## Given data

--- BEGIN ---

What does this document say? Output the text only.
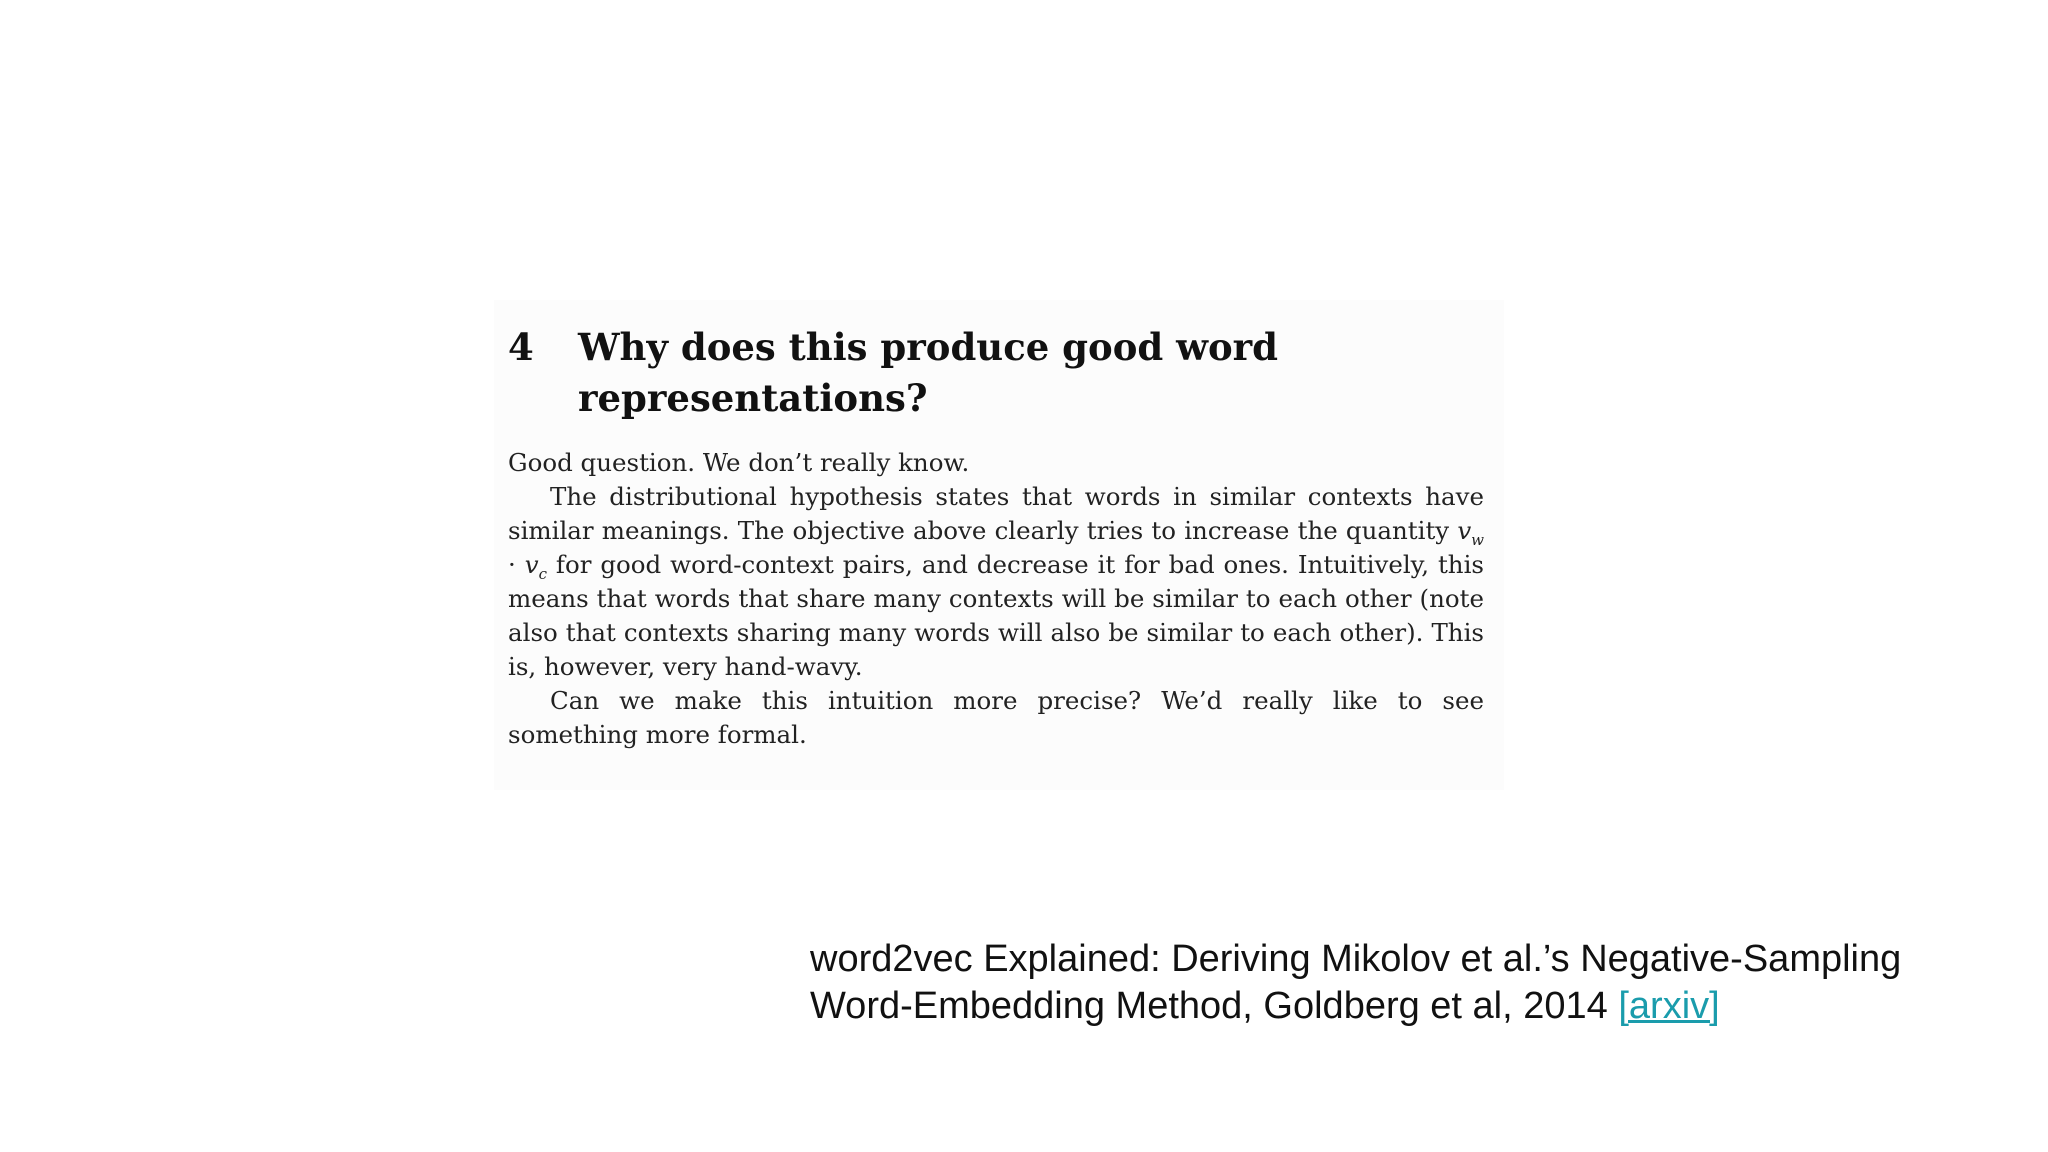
4 Why does this produce good word representations?

Good question. We don’t really know.

The distributional hypothesis states that words in similar contexts have similar meanings. The objective above clearly tries to increase the quantity $v_w \cdot v_c$ for good word-context pairs, and decrease it for bad ones. Intuitively, this means that words that share many contexts will be similar to each other (note also that contexts sharing many words will also be similar to each other). This is, however, very hand-wavy.

Can we make this intuition more precise? We’d really like to see something more formal.

word2vec Explained: Deriving Mikolov et al.’s Negative-Sampling
Word-Embedding Method, Goldberg et al, 2014 [arxiv]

--- END ---

## Task requirements
Which lines above hold the word "does"? Copy each of them.

## Correct output
What does this document say? Output the text only.
4 Why does this produce good word representations?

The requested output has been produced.